[Data entries]
-- begin --
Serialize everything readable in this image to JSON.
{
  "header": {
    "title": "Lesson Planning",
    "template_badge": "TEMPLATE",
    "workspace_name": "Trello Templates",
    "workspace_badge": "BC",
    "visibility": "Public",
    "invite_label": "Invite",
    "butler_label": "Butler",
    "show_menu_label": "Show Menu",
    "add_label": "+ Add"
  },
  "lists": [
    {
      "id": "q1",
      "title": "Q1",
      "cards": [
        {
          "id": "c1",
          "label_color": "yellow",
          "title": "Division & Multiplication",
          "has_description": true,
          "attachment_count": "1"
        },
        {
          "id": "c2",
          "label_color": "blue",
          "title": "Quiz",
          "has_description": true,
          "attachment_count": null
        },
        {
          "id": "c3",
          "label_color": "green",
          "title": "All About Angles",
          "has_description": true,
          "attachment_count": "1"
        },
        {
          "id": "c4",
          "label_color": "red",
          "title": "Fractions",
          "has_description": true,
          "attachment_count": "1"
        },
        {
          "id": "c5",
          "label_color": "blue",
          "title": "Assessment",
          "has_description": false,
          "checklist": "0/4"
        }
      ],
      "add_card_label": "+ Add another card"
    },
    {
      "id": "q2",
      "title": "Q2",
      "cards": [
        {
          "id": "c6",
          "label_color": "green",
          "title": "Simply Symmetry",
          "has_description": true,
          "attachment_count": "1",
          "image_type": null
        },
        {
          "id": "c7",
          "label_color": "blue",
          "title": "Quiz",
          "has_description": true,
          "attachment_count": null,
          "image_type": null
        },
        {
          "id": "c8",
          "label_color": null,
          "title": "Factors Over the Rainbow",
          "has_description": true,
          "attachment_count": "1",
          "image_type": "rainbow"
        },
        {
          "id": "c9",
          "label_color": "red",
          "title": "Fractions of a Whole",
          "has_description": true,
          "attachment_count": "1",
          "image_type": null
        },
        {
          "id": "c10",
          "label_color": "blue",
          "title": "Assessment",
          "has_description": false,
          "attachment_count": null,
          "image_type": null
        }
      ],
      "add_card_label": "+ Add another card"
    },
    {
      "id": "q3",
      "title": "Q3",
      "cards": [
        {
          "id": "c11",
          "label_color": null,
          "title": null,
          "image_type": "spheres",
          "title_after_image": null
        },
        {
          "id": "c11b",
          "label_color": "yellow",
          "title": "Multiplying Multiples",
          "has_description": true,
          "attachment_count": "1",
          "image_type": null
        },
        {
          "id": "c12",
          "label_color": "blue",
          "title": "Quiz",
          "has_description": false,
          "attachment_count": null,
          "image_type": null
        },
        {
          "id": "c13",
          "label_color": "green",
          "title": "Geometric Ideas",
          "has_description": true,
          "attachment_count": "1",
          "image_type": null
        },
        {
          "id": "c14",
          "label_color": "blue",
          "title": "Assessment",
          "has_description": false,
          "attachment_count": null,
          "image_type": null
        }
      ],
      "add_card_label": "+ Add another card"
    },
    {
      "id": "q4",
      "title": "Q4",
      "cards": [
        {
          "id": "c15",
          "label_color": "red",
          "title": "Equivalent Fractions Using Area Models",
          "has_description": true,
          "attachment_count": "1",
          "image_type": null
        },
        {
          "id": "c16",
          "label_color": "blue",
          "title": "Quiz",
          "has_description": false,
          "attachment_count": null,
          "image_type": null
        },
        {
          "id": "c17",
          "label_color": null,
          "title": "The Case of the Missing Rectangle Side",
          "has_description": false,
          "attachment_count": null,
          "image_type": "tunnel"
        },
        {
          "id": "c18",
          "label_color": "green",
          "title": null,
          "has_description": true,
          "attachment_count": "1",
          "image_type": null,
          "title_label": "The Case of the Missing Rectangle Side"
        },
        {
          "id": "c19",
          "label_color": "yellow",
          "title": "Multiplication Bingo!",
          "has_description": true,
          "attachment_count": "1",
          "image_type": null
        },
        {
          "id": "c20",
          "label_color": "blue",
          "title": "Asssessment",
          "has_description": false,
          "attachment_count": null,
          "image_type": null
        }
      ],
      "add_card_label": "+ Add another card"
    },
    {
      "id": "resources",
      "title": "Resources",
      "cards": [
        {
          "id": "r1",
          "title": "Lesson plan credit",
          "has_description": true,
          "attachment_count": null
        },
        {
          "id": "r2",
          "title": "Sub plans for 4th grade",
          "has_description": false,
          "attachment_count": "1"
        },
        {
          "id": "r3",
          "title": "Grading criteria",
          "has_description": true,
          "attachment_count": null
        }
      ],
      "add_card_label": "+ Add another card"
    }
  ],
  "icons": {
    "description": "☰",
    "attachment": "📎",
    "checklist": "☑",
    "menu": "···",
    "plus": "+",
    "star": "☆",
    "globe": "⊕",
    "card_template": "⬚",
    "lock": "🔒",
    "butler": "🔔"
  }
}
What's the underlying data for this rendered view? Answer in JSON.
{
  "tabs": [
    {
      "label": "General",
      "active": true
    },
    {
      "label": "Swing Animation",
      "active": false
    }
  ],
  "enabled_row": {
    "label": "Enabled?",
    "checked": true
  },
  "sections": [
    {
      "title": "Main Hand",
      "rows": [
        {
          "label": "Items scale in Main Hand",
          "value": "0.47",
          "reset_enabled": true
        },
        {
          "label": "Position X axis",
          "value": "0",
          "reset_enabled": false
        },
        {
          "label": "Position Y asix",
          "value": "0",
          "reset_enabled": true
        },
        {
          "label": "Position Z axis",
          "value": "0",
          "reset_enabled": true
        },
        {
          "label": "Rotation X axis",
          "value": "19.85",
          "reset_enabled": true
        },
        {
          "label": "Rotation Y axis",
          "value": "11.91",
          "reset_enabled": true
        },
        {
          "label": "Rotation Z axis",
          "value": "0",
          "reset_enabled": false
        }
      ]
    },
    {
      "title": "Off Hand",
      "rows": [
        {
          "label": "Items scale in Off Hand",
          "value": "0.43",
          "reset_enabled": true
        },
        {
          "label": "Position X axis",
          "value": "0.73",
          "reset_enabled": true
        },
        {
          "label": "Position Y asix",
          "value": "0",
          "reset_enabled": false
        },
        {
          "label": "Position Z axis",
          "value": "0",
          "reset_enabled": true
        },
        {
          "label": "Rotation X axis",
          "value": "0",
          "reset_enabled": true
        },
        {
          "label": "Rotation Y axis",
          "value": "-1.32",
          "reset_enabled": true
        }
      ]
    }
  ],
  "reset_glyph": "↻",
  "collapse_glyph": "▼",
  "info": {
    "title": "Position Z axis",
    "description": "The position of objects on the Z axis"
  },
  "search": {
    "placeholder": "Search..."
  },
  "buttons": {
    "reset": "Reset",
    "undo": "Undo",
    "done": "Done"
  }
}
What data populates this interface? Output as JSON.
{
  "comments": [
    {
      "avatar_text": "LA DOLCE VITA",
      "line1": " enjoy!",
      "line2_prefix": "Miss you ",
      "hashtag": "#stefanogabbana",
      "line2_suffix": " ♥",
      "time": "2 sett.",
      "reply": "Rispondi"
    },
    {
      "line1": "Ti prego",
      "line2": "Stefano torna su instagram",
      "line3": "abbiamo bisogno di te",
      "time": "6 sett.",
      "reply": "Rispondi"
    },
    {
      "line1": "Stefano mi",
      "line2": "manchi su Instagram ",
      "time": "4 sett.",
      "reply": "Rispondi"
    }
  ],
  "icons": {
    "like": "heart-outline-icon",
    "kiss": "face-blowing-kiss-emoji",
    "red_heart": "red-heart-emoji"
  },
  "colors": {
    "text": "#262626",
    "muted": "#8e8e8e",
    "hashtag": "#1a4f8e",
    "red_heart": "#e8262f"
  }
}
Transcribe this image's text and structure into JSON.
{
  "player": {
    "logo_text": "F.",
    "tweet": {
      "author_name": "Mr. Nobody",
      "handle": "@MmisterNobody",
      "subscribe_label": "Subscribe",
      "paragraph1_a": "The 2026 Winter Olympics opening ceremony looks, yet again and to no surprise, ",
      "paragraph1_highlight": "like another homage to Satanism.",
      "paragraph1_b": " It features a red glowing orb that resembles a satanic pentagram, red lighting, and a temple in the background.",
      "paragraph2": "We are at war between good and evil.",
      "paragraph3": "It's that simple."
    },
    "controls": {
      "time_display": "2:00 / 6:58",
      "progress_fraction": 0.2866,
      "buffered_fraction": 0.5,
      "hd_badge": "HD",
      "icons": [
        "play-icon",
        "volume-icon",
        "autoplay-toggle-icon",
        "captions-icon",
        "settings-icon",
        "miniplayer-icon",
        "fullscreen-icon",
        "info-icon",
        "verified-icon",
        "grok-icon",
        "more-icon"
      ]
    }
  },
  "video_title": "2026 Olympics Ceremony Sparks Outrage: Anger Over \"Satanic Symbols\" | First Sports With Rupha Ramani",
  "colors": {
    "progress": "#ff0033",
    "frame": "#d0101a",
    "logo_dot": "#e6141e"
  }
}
-- end --
What you should do.
Pull out every line containing "that".

Written response.
      "paragraph1_b": " It features a red glowing orb that resembles a satanic pentagram, red lighting, and a temple in the background.",
      "paragraph3": "It's that simple."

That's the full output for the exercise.